▸ Instruction
Find the string "sotto" in the entries and copy each line that has it.

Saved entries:
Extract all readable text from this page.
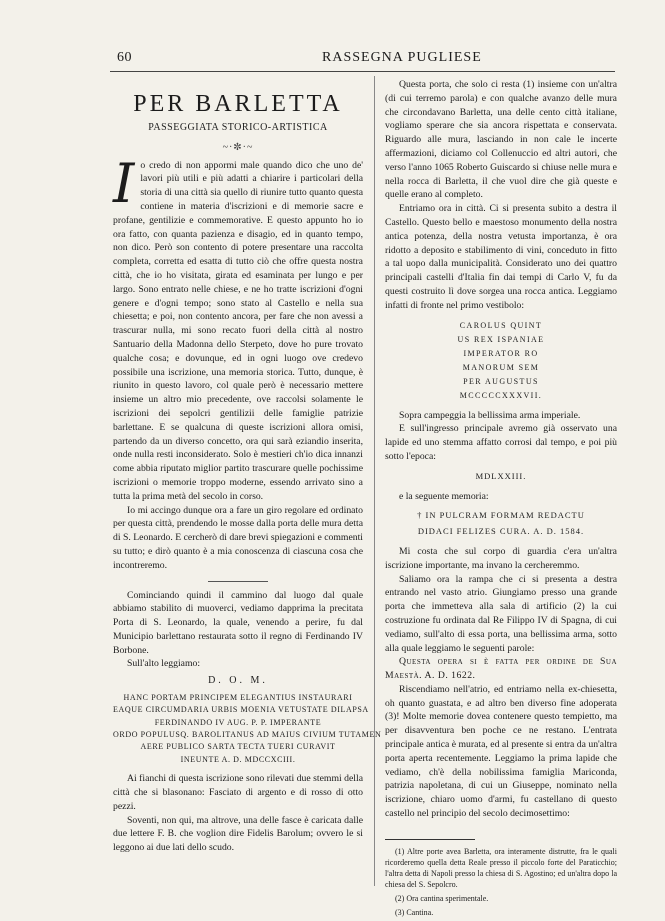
60	RASSEGNA PUGLIESE
PER BARLETTA
PASSEGGIATA STORICO-ARTISTICA
~·✼·~
I o credo di non appormi male quando dico che uno de' lavori più utili e più adatti a chiarire i particolari della storia di una città sia quello di riunire tutto quanto questa contiene in materia d'iscrizioni e di memorie sacre e profane, gentilizie e commemorative. E questo appunto ho io ora fatto, con quanta pazienza e disagio, ed in quanto tempo, non dico. Però son contento di potere presentare una raccolta completa, corretta ed esatta di tutto ciò che offre questa nostra città, che io ho visitata, girata ed esaminata per lungo e per largo. Sono entrato nelle chiese, e ne ho tratte iscrizioni d'ogni genere e d'ogni tempo; sono stato al Castello e nella sua chiesetta; e poi, non contento ancora, per fare che non avessi a trascurar nulla, mi sono recato fuori della città al nostro Santuario della Madonna dello Sterpeto, dove ho pure trovato qualche cosa; e dovunque, ed in ogni luogo ove credevo possibile una iscrizione, una memoria storica. Tutto, dunque, è riunito in questo lavoro, col quale però è necessario mettere insieme un altro mio precedente, ove raccolsi solamente le iscrizioni dei sepolcri gentilizii delle famiglie patrizie barlettane. E se qualcuna di queste iscrizioni allora omisi, partendo da un diverso concetto, ora qui sarà eziandio inserita, onde nulla resti inconsiderato. Solo è mestieri ch'io dica innanzi come abbia riputato miglior partito trascurare quelle pochissime iscrizioni o memorie troppo moderne, essendo arrivato sino a tutta la prima metà del secolo in corso.

Io mi accingo dunque ora a fare un giro regolare ed ordinato per questa città, prendendo le mosse dalla porta delle mura detta di S. Leonardo. E cercherò di dare brevi spiegazioni e commenti su tutto; e dirò quanto è a mia conoscenza di ciascuna cosa che incontreremo.

Cominciando quindi il cammino dal luogo dal quale abbiamo stabilito di muoverci, vediamo dapprima la precitata Porta di S. Leonardo, la quale, venendo a perire, fu dal Municipio barlettano restaurata sotto il regno di Ferdinando IV Borbone.

Sull'alto leggiamo:

D. O. M.
HANC PORTAM PRINCIPEM ELEGANTIUS INSTAURARI
EAQUE CIRCUMDARIA URBIS MOENIA VETUSTATE DILAPSA
FERDINANDO IV AUG. P. P. IMPERANTE
ORDO POPULUSQ. BAROLITANUS AD MAIUS CIVIUM TUTAMEN
AERE PUBLICO SARTA TECTA TUERI CURAVIT
INEUNTE A. D. MDCCXCIII.

Ai fianchi di questa iscrizione sono rilevati due stemmi della città che si blasonano: Fasciato di argento e di rosso di otto pezzi.

Soventi, non qui, ma altrove, una delle fasce è caricata dalle due lettere F. B. che voglion dire Fidelis Barolum; ovvero le si leggono ai due lati dello scudo.

Questa porta, che solo ci resta (1) insieme con un'altra (di cui terremo parola) e con qualche avanzo delle mura che circondavano Barletta, una delle cento città italiane, vogliamo sperare che sia ancora rispettata e conservata. Riguardo alle mura, lasciando in non cale le incerte affermazioni, diciamo col Collenuccio ed altri autori, che verso l'anno 1065 Roberto Guiscardo si chiuse nelle mura e nella rocca di Barletta, il che vuol dire che già queste e quelle erano al completo.

Entriamo ora in città. Ci si presenta subito a destra il Castello. Questo bello e maestoso monumento della nostra antica potenza, della nostra vetusta importanza, è ora ridotto a deposito e stabilimento di vini, conceduto in fitto a tal uopo dalla municipalità. Considerato uno dei quattro principali castelli d'Italia fin dai tempi di Carlo V, fu da questi costruito lì dove sorgea una rocca antica. Leggiamo infatti di fronte nel primo vestibolo:

CAROLUS QUINT
US REX ISPANIAE
IMPERATOR RO
MANORUM SEM
PER AUGUSTUS
MCCCCCXXXVII.

Sopra campeggia la bellissima arma imperiale.

E sull'ingresso principale avremo già osservato una lapide ed uno stemma affatto corrosi dal tempo, e poi più sotto l'epoca:

MDLXXIII.

e la seguente memoria:

† IN PULCRAM FORMAM REDACTU
DIDACI FELIZES CURA. A. D. 1584.

Mi costa che sul corpo di guardia c'era un'altra iscrizione importante, ma invano la cercheremmo.

Saliamo ora la rampa che ci si presenta a destra entrando nel vasto atrio. Giungiamo presso una grande porta che immetteva alla sala di artificio (2) la cui costruzione fu ordinata dal Re Filippo IV di Spagna, di cui vediamo, sull'alto di essa porta, una bellissima arma, sotto alla quale leggiamo le seguenti parole:

Questa opera si è fatta per ordine de Sua Maestà. A. D. 1622.

Riscendiamo nell'atrio, ed entriamo nella ex-chiesetta, oh quanto guastata, e ad altro ben diverso fine adoperata (3)! Molte memorie dovea contenere questo tempietto, ma per disavventura ben poche ce ne restano. L'entrata principale antica è murata, ed al presente si entra da un'altra porta aperta recentemente. Leggiamo la prima lapide che vediamo, ch'è della nobilissima famiglia Mariconda, patrizia napoletana, di cui un Giuseppe, nominato nella iscrizione, chiaro uomo d'armi, fu castellano di questo castello nel principio del secolo decimosettimo:

(1) Altre porte avea Barletta, ora interamente distrutte, fra le quali ricorderemo quella detta Reale presso il piccolo forte del Paraticchio; l'altra detta di Napoli presso la chiesa di S. Agostino; ed un'altra dopo la chiesa del S. Sepolcro.
(2) Ora cantina sperimentale.
(3) Cantina.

▸ Task answer
Cominciando quindi il cammino dal luogo dal quale abbiamo stabilito di muoverci, vediamo dapprima la precitata Porta di S. Leonardo, la quale, venendo a perire, fu dal Municipio barlettano restaurata sotto il regno di Ferdinando IV Borbone.
E sull'ingresso principale avremo già osservato una lapide ed uno stemma affatto corrosi dal tempo, e poi più sotto l'epoca:
Saliamo ora la rampa che ci si presenta a destra entrando nel vasto atrio. Giungiamo presso una grande porta che immetteva alla sala di artificio (2) la cui costruzione fu ordinata dal Re Filippo IV di Spagna, di cui vediamo, sull'alto di essa porta, una bellissima arma, sotto alla quale leggiamo le seguenti parole:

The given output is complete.